** begin **

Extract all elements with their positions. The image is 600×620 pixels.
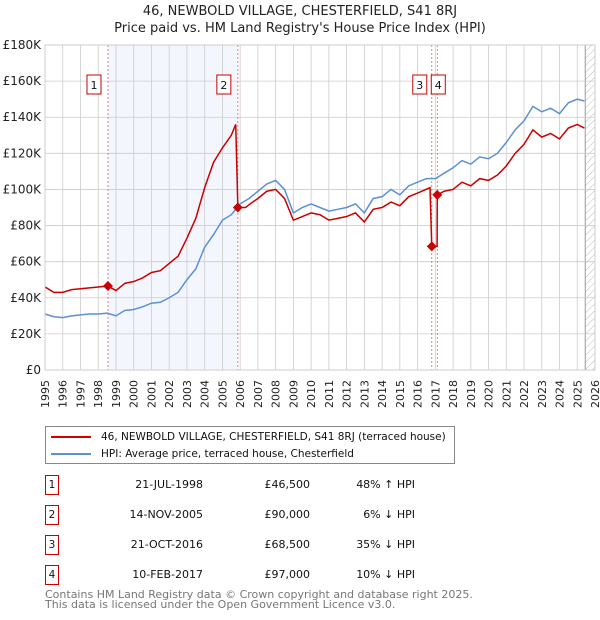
sale-hpi-diff: 10% ↓ HPI: [356, 568, 415, 581]
sale-date: 21-OCT-2016: [130, 538, 203, 551]
footer: Contains HM Land Registry data © Crown c…: [45, 588, 473, 611]
x-tick-label: 1995: [39, 380, 52, 408]
sale-price: £90,000: [264, 508, 311, 521]
sale-label-box: [412, 74, 428, 95]
y-tick-label: £140K: [3, 110, 43, 124]
x-tick-label: 2009: [287, 380, 300, 408]
y-tick-label: £0: [26, 363, 41, 377]
x-tick-label: 1996: [57, 380, 70, 408]
y-tick-label: £100K: [3, 182, 43, 196]
chart-title: 46, NEWBOLD VILLAGE, CHESTERFIELD, S41 8…: [142, 4, 458, 19]
x-tick-label: 2022: [518, 380, 531, 408]
table-row: 4 10-FEB-2017 £97,000 10% ↓ HPI: [45, 565, 465, 585]
sale-label-text: 4: [435, 79, 442, 92]
x-tick-label: 2008: [270, 380, 283, 408]
x-tick-label: 2004: [199, 380, 212, 408]
price-paid-line: [44, 123, 585, 294]
legend-label-hpi: HPI: Average price, terraced house, Ches…: [101, 448, 354, 460]
sale-hpi-diff: 6% ↓ HPI: [363, 508, 415, 521]
forecast-hatch: [585, 45, 595, 370]
x-tick-label: 2020: [483, 380, 496, 408]
y-tick-label: £160K: [3, 74, 43, 88]
sale-price: £68,500: [264, 538, 311, 551]
x-tick-label: 2012: [341, 380, 354, 408]
shaded-ownership-period: [107, 45, 238, 370]
sale-price: £46,500: [264, 478, 311, 491]
sale-number-badge: 1: [45, 475, 59, 495]
x-tick-label: 2000: [128, 380, 141, 408]
sale-point: [102, 281, 113, 292]
y-tick-label: £180K: [3, 38, 43, 52]
x-tick-label: 2024: [554, 380, 567, 408]
x-tick-label: 2005: [216, 380, 229, 408]
legend-label-price: 46, NEWBOLD VILLAGE, CHESTERFIELD, S41 8…: [101, 431, 446, 443]
sale-number-badge: 2: [45, 505, 59, 525]
sale-label-box: [430, 74, 446, 95]
x-tick-label: 1999: [110, 380, 123, 408]
y-tick-label: £20K: [10, 327, 42, 341]
y-tick-label: £120K: [3, 146, 43, 160]
table-row: 2 14-NOV-2005 £90,000 6% ↓ HPI: [45, 505, 465, 525]
x-tick-label: 1998: [92, 380, 105, 408]
x-tick-label: 2016: [412, 380, 425, 408]
table-row: 3 21-OCT-2016 £68,500 35% ↓ HPI: [45, 535, 465, 555]
sale-point: [232, 202, 243, 213]
hpi-line: [44, 98, 585, 319]
sale-label-box: [86, 74, 102, 95]
legend-swatch-price: [51, 436, 91, 438]
footer-line-1: Contains HM Land Registry data © Crown c…: [45, 588, 473, 601]
plot-border: [44, 44, 596, 371]
y-tick-label: £80K: [10, 219, 42, 233]
x-tick-label: 2018: [447, 380, 460, 408]
sale-hpi-diff: 35% ↓ HPI: [356, 538, 415, 551]
sale-label-text: 3: [416, 79, 423, 92]
x-tick-label: 2017: [429, 380, 442, 408]
x-tick-label: 2026: [589, 380, 600, 408]
chart-subtitle: Price paid vs. HM Land Registry's House …: [114, 21, 486, 36]
x-tick-label: 2013: [358, 380, 371, 408]
x-tick-label: 2001: [145, 380, 158, 408]
x-tick-label: 2010: [305, 380, 318, 408]
legend: 46, NEWBOLD VILLAGE, CHESTERFIELD, S41 8…: [45, 426, 455, 464]
x-tick-label: 2011: [323, 380, 336, 408]
footer-line-2: This data is licensed under the Open Gov…: [45, 598, 396, 611]
sale-label-text: 1: [90, 79, 97, 92]
x-tick-label: 2023: [536, 380, 549, 408]
x-tick-label: 2015: [394, 380, 407, 408]
x-tick-label: 2019: [465, 380, 478, 408]
legend-swatch-hpi: [51, 453, 91, 455]
sale-price: £97,000: [264, 568, 311, 581]
sale-number-badge: 3: [45, 535, 59, 555]
x-tick-label: 2014: [376, 380, 389, 408]
sale-label-box: [216, 74, 232, 95]
x-tick-label: 2021: [500, 380, 513, 408]
x-tick-label: 2007: [252, 380, 265, 408]
sale-date: 10-FEB-2017: [132, 568, 203, 581]
x-tick-label: 2006: [234, 380, 247, 408]
sale-point: [432, 189, 443, 200]
table-row: 1 21-JUL-1998 £46,500 48% ↑ HPI: [45, 475, 465, 495]
sale-date: 14-NOV-2005: [129, 508, 203, 521]
sale-hpi-diff: 48% ↑ HPI: [356, 478, 415, 491]
x-tick-label: 2002: [163, 380, 176, 408]
y-tick-label: £60K: [10, 255, 42, 269]
sale-date: 21-JUL-1998: [135, 478, 203, 491]
sale-point: [426, 241, 437, 252]
x-tick-label: 2025: [571, 380, 584, 408]
x-tick-label: 1997: [74, 380, 87, 408]
y-tick-label: £40K: [10, 291, 42, 305]
x-tick-label: 2003: [181, 380, 194, 408]
plot-area: 1995 1996 1997 1998 1999 2000 2001 2002 2003 2004…: [3, 38, 600, 408]
sale-number-badge: 4: [45, 565, 59, 585]
sale-label-text: 2: [220, 79, 227, 92]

** end **

Starting with the line containing "sale-hpi-diff: 10% ↓" and going on through the line containing "sale-label-text: 4: [435, 79, 442, 92]", change "x-tick-label" to "x-axis-label" and leave everything else the same. Return only those lines.

- COMPLETED EXERCISE:
sale-hpi-diff: 10% ↓ HPI: [356, 568, 415, 581]
sale-date: 21-OCT-2016: [130, 538, 203, 551]
footer: Contains HM Land Registry data © Crown c…: [45, 588, 473, 611]
x-axis-label: 1995: [39, 380, 52, 408]
sale-price: £90,000: [264, 508, 311, 521]
sale-label-box: [412, 74, 428, 95]
y-tick-label: £140K: [3, 110, 43, 124]
x-axis-label: 2009: [287, 380, 300, 408]
y-tick-label: £0: [26, 363, 41, 377]
x-axis-label: 1996: [57, 380, 70, 408]
y-tick-label: £100K: [3, 182, 43, 196]
chart-title: 46, NEWBOLD VILLAGE, CHESTERFIELD, S41 8…: [142, 4, 458, 19]
x-axis-label: 2022: [518, 380, 531, 408]
table-row: 4 10-FEB-2017 £97,000 10% ↓ HPI: [45, 565, 465, 585]
sale-label-text: 4: [435, 79, 442, 92]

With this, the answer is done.